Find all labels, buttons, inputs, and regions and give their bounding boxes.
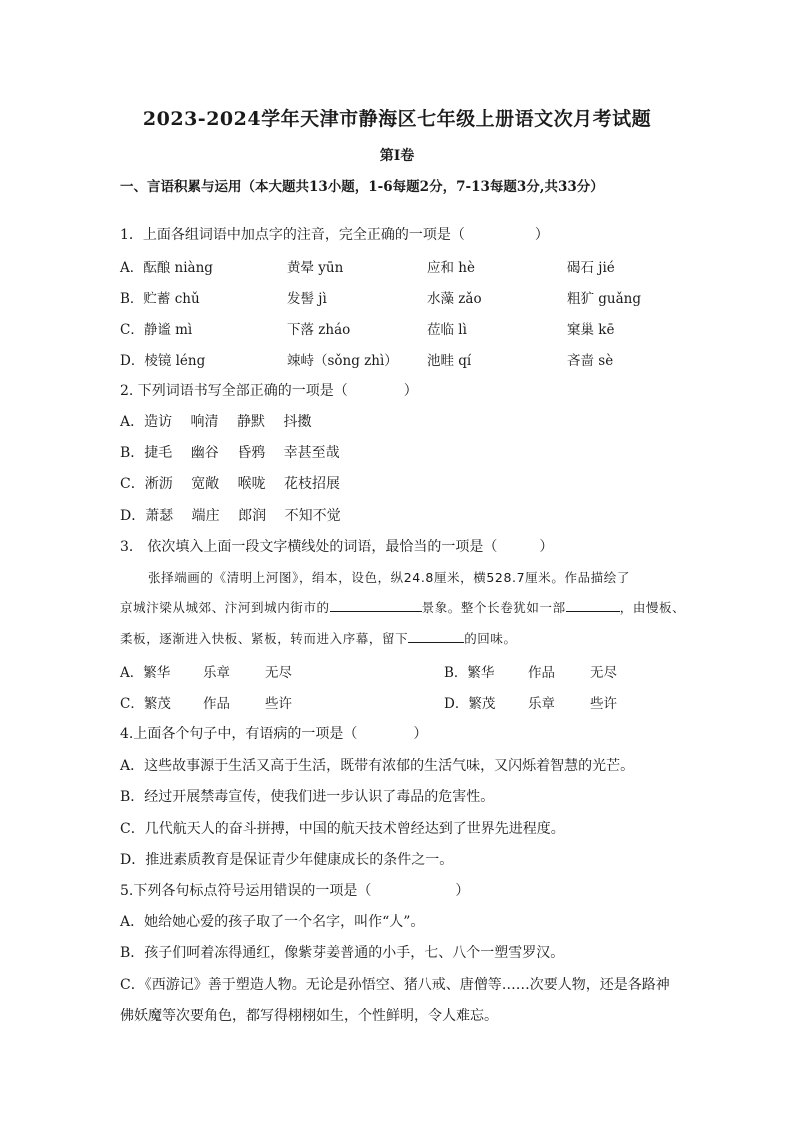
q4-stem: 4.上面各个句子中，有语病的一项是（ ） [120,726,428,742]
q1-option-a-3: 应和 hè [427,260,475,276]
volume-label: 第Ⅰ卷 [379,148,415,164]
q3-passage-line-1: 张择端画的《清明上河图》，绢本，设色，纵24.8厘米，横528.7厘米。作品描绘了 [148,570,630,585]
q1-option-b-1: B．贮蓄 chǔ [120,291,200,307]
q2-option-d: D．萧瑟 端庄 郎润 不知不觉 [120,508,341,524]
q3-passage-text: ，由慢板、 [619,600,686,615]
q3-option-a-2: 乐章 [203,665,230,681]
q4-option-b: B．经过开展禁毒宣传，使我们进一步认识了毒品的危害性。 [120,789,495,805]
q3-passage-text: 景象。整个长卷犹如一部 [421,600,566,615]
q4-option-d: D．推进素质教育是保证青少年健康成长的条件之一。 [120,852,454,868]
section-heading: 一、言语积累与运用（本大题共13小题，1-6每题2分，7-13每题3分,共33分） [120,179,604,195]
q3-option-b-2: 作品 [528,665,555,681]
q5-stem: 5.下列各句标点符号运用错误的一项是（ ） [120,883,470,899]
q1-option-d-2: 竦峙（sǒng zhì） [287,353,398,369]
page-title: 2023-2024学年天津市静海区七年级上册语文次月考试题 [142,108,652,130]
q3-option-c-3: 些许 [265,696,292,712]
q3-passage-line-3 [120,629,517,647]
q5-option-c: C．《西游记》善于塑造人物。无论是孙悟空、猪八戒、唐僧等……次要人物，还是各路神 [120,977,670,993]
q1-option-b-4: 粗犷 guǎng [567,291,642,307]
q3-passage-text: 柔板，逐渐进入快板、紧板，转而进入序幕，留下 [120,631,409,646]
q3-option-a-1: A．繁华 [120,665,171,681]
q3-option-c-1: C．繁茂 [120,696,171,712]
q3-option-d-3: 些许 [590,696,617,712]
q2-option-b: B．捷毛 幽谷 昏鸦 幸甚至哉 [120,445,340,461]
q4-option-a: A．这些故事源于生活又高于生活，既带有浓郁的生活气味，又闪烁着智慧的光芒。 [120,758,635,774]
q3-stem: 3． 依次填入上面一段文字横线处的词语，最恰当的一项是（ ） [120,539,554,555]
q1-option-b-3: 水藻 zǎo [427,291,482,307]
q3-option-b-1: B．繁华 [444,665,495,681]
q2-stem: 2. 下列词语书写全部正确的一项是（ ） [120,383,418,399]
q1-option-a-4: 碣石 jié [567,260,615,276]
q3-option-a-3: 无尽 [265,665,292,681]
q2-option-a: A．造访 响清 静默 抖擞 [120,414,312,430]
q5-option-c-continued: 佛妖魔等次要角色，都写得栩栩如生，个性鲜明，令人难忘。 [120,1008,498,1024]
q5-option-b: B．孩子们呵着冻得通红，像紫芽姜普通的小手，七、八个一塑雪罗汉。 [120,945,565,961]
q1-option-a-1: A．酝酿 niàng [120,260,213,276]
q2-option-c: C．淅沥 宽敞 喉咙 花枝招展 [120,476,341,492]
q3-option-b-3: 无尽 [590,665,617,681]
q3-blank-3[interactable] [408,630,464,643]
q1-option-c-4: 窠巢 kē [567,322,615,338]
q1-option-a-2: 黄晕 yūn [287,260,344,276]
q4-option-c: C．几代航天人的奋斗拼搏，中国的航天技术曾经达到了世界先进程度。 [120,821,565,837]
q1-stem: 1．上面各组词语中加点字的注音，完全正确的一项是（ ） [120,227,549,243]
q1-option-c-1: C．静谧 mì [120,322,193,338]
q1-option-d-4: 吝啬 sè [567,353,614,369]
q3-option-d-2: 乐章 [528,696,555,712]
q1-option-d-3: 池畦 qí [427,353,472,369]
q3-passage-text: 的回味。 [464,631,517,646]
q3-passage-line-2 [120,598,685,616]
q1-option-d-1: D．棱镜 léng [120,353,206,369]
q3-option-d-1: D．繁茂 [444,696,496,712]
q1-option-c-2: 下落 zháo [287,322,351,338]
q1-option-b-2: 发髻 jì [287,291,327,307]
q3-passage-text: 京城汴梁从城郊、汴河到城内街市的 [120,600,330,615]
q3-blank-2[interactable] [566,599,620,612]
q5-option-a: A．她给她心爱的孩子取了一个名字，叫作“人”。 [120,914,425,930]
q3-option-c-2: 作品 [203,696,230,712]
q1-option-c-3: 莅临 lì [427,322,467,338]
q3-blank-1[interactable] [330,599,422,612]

--

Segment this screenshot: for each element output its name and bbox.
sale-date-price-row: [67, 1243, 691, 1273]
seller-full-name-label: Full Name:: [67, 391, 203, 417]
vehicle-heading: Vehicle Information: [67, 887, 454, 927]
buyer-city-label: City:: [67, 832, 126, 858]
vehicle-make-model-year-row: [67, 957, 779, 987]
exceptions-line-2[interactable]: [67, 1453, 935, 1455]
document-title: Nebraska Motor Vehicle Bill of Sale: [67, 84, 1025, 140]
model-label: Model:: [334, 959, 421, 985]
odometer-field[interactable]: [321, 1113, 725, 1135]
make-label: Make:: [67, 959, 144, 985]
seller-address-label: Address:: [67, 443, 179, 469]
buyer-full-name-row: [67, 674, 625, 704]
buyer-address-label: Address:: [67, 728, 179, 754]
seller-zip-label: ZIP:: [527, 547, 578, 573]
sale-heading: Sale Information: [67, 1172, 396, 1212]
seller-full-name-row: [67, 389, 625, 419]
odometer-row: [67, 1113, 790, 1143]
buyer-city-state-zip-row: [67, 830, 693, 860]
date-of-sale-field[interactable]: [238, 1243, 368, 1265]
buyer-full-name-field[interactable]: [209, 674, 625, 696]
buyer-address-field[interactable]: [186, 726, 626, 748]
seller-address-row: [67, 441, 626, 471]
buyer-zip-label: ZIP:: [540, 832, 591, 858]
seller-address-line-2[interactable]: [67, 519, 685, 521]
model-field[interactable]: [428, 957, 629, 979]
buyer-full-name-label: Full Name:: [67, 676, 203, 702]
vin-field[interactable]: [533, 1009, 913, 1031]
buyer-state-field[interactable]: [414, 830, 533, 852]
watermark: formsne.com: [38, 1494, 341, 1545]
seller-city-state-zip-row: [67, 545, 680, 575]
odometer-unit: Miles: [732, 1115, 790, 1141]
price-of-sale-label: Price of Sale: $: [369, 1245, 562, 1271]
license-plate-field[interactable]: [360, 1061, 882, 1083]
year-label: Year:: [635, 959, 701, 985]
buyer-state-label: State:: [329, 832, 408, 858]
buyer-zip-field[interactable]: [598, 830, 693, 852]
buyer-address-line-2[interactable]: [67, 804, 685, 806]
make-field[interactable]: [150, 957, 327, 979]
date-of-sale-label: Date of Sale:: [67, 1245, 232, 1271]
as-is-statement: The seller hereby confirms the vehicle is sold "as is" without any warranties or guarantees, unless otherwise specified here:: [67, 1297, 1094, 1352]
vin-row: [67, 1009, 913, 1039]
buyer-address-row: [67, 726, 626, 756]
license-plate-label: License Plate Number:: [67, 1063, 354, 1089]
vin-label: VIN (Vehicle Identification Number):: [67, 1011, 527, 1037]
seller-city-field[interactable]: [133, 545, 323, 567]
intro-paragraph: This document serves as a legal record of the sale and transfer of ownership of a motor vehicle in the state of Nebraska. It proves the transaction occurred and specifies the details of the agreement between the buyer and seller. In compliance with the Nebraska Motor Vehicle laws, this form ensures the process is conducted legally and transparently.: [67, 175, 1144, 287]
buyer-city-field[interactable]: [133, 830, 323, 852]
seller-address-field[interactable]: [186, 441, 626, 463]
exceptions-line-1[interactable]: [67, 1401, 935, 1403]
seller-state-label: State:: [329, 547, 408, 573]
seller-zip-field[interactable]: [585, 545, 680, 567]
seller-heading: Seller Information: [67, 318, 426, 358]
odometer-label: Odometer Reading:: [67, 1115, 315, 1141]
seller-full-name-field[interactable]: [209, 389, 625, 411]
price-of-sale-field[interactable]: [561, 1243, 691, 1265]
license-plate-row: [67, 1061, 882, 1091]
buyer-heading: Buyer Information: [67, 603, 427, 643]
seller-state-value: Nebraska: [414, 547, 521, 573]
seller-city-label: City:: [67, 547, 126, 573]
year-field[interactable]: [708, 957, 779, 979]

■ **Work to complete**: In the records, replace "Vehicle Information" with "Vehicle Details" from the line with "Segment this screenshot: for" up to and including the line with "buyer-city-state-zip-row: [67, 830, 693, 860]", and give those lines back with nothing else changed.

■ **Exercise answer**:
Segment this screenshot: for each element output its name and bbox.
sale-date-price-row: [67, 1243, 691, 1273]
seller-full-name-label: Full Name:: [67, 391, 203, 417]
vehicle-heading: Vehicle Details: [67, 887, 454, 927]
buyer-city-label: City:: [67, 832, 126, 858]
vehicle-make-model-year-row: [67, 957, 779, 987]
exceptions-line-2[interactable]: [67, 1453, 935, 1455]
document-title: Nebraska Motor Vehicle Bill of Sale: [67, 84, 1025, 140]
model-label: Model:: [334, 959, 421, 985]
odometer-field[interactable]: [321, 1113, 725, 1135]
make-label: Make:: [67, 959, 144, 985]
seller-address-label: Address:: [67, 443, 179, 469]
buyer-full-name-row: [67, 674, 625, 704]
buyer-address-label: Address:: [67, 728, 179, 754]
seller-zip-label: ZIP:: [527, 547, 578, 573]
sale-heading: Sale Information: [67, 1172, 396, 1212]
seller-full-name-row: [67, 389, 625, 419]
odometer-row: [67, 1113, 790, 1143]
buyer-city-state-zip-row: [67, 830, 693, 860]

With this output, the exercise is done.